[Data entries]
%%

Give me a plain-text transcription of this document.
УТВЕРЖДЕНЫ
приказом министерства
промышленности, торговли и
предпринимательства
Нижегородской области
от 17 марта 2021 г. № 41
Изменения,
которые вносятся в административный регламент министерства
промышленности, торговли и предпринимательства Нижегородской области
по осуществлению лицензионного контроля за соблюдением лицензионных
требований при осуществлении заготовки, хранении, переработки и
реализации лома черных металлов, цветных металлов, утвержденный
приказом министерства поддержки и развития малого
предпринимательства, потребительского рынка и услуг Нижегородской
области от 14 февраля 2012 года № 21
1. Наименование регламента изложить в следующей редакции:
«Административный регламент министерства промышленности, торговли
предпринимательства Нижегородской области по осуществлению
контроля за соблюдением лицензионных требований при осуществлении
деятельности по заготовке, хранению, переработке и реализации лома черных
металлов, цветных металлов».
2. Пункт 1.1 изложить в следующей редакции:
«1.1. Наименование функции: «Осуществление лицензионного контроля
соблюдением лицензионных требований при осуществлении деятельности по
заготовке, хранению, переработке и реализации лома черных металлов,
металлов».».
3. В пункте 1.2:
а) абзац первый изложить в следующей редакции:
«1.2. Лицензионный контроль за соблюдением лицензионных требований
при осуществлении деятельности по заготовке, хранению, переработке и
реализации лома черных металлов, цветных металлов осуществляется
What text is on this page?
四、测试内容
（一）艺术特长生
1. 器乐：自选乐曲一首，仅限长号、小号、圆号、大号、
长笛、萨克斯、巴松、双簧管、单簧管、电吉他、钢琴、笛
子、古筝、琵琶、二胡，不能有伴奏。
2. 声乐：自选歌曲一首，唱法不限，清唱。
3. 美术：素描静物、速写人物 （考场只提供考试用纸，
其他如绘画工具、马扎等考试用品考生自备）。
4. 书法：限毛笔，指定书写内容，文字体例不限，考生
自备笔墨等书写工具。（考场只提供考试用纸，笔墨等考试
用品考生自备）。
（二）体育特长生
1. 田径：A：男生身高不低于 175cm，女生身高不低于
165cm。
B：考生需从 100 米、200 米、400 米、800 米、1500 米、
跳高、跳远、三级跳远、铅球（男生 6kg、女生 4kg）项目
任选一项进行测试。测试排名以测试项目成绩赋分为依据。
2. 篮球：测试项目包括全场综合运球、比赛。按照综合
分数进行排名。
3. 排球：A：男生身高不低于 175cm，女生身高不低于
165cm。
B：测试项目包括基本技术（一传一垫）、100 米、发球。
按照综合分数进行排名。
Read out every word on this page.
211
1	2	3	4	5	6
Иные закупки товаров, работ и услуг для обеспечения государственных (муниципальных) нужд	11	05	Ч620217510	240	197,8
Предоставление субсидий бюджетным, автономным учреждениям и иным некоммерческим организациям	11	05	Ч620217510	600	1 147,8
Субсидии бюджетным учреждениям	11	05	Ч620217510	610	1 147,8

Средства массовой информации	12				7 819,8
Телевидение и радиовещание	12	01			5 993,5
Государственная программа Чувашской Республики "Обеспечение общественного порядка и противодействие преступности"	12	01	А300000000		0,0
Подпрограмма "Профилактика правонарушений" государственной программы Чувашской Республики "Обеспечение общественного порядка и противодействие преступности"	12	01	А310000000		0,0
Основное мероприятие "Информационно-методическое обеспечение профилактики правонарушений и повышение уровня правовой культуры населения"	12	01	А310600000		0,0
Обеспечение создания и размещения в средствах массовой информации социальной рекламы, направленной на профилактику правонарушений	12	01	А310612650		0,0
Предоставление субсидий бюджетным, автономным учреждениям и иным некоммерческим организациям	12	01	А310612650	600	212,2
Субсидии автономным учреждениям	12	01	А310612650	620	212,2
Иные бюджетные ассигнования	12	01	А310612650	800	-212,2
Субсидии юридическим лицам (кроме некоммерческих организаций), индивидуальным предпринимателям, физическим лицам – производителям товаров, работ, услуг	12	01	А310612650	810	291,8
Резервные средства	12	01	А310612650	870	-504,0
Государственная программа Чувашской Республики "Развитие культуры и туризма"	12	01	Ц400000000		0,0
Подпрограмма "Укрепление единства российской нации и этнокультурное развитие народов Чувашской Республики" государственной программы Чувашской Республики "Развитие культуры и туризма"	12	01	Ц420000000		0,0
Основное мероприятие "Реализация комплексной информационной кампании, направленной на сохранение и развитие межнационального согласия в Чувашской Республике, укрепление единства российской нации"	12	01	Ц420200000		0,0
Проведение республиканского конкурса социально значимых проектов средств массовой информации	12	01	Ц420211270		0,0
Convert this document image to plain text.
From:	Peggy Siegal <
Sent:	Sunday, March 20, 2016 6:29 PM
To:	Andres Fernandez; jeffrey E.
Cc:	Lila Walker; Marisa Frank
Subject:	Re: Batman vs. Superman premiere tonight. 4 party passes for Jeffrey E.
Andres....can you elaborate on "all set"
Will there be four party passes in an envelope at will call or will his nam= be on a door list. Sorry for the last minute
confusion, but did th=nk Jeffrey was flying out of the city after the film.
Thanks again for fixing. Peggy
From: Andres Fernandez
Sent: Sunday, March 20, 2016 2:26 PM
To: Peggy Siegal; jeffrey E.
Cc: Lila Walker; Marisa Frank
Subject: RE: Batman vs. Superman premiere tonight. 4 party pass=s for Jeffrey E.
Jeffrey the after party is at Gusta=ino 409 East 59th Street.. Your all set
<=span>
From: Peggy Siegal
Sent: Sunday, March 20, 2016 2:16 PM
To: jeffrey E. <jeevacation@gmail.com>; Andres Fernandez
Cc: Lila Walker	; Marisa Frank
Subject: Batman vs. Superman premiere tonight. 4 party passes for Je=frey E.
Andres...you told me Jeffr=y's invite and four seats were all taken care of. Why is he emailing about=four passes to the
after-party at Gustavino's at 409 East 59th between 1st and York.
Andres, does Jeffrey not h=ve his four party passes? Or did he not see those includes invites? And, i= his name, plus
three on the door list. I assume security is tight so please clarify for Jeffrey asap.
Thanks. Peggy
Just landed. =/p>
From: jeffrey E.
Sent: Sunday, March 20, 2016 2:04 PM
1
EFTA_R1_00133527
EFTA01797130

%%

*Exercise*: Count the lines of these entries that hold the string "программы", and give only that number.

*Output of the task*: 2